### What is required
For this exercise, copy out each line of the material below that includes "label".

--------

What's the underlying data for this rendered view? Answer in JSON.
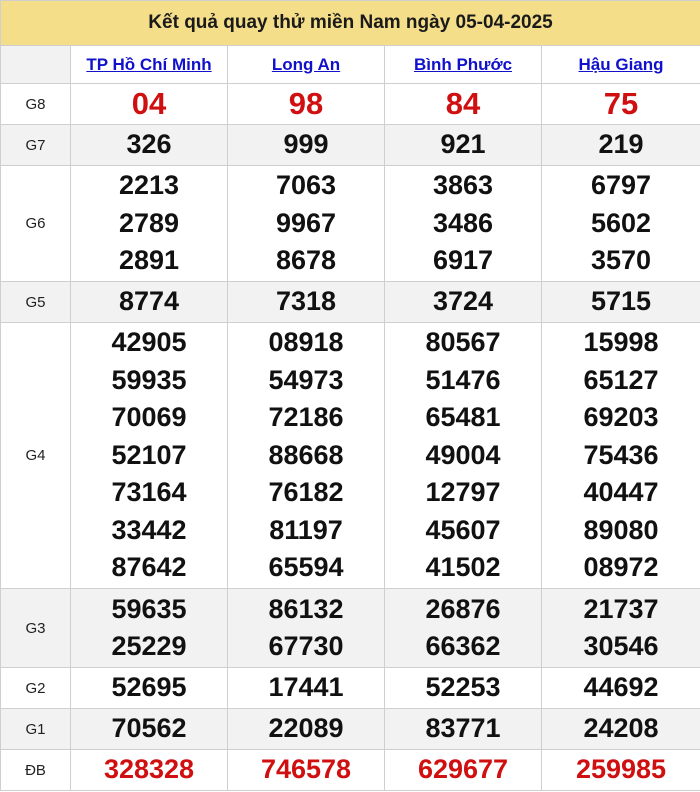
{
  "title": "Kết quả quay thử miền Nam ngày 05-04-2025",
  "provinces": [
    "TP Hồ Chí Minh",
    "Long An",
    "Bình Phước",
    "Hậu Giang"
  ],
  "prizes": {
    "g8": {
      "label": "G8",
      "values": [
        "04",
        "98",
        "84",
        "75"
      ]
    },
    "g7": {
      "label": "G7",
      "values": [
        "326",
        "999",
        "921",
        "219"
      ]
    },
    "g6": {
      "label": "G6",
      "values": [
        [
          "2213",
          "2789",
          "2891"
        ],
        [
          "7063",
          "9967",
          "8678"
        ],
        [
          "3863",
          "3486",
          "6917"
        ],
        [
          "6797",
          "5602",
          "3570"
        ]
      ]
    },
    "g5": {
      "label": "G5",
      "values": [
        "8774",
        "7318",
        "3724",
        "5715"
      ]
    },
    "g4": {
      "label": "G4",
      "values": [
        [
          "42905",
          "59935",
          "70069",
          "52107",
          "73164",
          "33442",
          "87642"
        ],
        [
          "08918",
          "54973",
          "72186",
          "88668",
          "76182",
          "81197",
          "65594"
        ],
        [
          "80567",
          "51476",
          "65481",
          "49004",
          "12797",
          "45607",
          "41502"
        ],
        [
          "15998",
          "65127",
          "69203",
          "75436",
          "40447",
          "89080",
          "08972"
        ]
      ]
    },
    "g3": {
      "label": "G3",
      "values": [
        [
          "59635",
          "25229"
        ],
        [
          "86132",
          "67730"
        ],
        [
          "26876",
          "66362"
        ],
        [
          "21737",
          "30546"
        ]
      ]
    },
    "g2": {
      "label": "G2",
      "values": [
        "52695",
        "17441",
        "52253",
        "44692"
      ]
    },
    "g1": {
      "label": "G1",
      "values": [
        "70562",
        "22089",
        "83771",
        "24208"
      ]
    },
    "db": {
      "label": "ĐB",
      "values": [
        "328328",
        "746578",
        "629677",
        "259985"
      ]
    }
  },
  "colors": {
    "title_bg": "#f5de8a",
    "link": "#1111cc",
    "red": "#d01010",
    "alt_row": "#f2f2f2"
  }
}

--------

### Solution to this problem
      "label": "G8",
      "label": "G7",
      "label": "G6",
      "label": "G5",
      "label": "G4",
      "label": "G3",
      "label": "G2",
      "label": "G1",
      "label": "ĐB",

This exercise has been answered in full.